===== Source text
Frame standards ARE interesting, and they are useful. They are not always necessary, nor are they perceived as "cheap" for small companies. The interest in scientific pursuit, the desire for increased structural integrity (regardless if it exceeds what forces a frame is LIKELY to receive), and the budget to perform this type of testing is necessary for it to occur. Smallish builders are unlikely to have all three of these criteria. But we can still LEARN from those that do go through these types of testing regimes.


----------



## woody74 (Apr 6, 2004)

Testing isn't that expensive. You can get it done for around £200 her frame by Bureau Veritas.

Bicycles Compliance Services


----------



## unterhausen (Sep 28, 2008)

since I have an advanced degree in mechanical engineering, I have given thought to analysis and testing of frames. Then a colleague pointed out that it would be a curse, building in extra liability where there was only a little before. So I really haven't looked into it any more than that. Bicycle structures generally have fairly small safety margins in fatigue. And a lot of fatigue problems don't really show up in fea, they are more problems of execution. So if I build using generally accepted designs and good technique, I'm not going to have a lot to worry about


----------



## carpio77b (Sep 11, 2011)

Unterhausen,

Doesn't the testing standard shift some liability to the independent inspection agency/insurer?
==========
===== Dataset excerpts
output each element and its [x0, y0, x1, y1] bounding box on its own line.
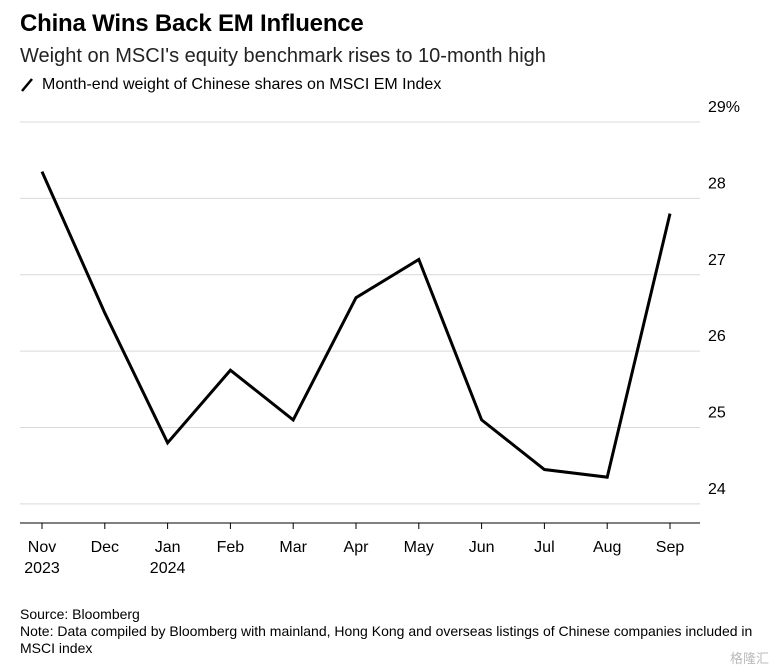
y-tick-label: 29%: [708, 99, 740, 116]
source-note: Source: Bloomberg: [20, 606, 140, 622]
legend: Month-end weight of Chinese shares on MS…: [20, 76, 441, 94]
y-tick-label: 24: [708, 481, 726, 498]
legend-label: Month-end weight of Chinese shares on MS…: [42, 76, 442, 93]
x-tick-label: Aug: [593, 539, 621, 556]
x-tick-label: Feb: [217, 539, 245, 556]
watermark-logo: 格隆汇: [729, 651, 769, 666]
footer: Source: Bloomberg Note: Data compiled by…: [20, 606, 760, 657]
x-tick-label: Sep: [656, 539, 685, 556]
x-tick-year-label: 2023: [24, 560, 60, 577]
y-tick-label: 26: [708, 328, 726, 345]
x-tick-label: Jun: [469, 539, 495, 556]
x-tick-label: Apr: [344, 539, 370, 556]
x-tick-label: May: [404, 539, 434, 556]
y-tick-label: 27: [708, 252, 726, 269]
line-chart: 24 25 26 27 28 29% Nov 2023 Dec Jan 2024 Feb Mar Apr M…: [20, 99, 740, 577]
y-tick-label: 25: [708, 405, 726, 422]
x-tick-year-label: 2024: [150, 560, 186, 577]
legend-line-icon: [21, 78, 33, 92]
x-tick-label: Jan: [155, 539, 181, 556]
x-tick-label: Mar: [279, 539, 307, 556]
series-line: [40, 171, 672, 479]
x-tick-label: Nov: [28, 539, 56, 556]
x-tick-label: Jul: [534, 539, 554, 556]
data-note: Note: Data compiled by Bloomberg with ma…: [20, 623, 753, 656]
chart-subtitle: Weight on MSCI's equity benchmark rises …: [20, 45, 546, 67]
y-tick-label: 28: [708, 175, 726, 192]
x-tick-label: Dec: [91, 539, 119, 556]
chart-title: China Wins Back EM Influence: [20, 10, 364, 37]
==========
▸ **Problem 1**
Please reproduce the frame-testing thread word for word, starting with "since I have" and going on through "(Sep 11, 2011)".
▸ **Problem 2**
In the frame-testing thread, what degree does unterhausen say he holds?
Rely only on the forum thread about frame testing.

▸ **Correct response 1**
since I have an advanced degree in mechanical engineering, I have given thought to analysis and testing of frames. Then a colleague pointed out that it would be a curse, building in extra liability where there was only a little before. So I really haven't looked into it any more than that. Bicycle structures generally have fairly small safety margins in fatigue. And a lot of fatigue problems don't really show up in fea, they are more problems of execution. So if I build using generally accepted designs and good technique, I'm not going to have a lot to worry about


----------



## carpio77b (Sep 11, 2011)

▸ **Correct response 2**
An advanced degree in mechanical engineering.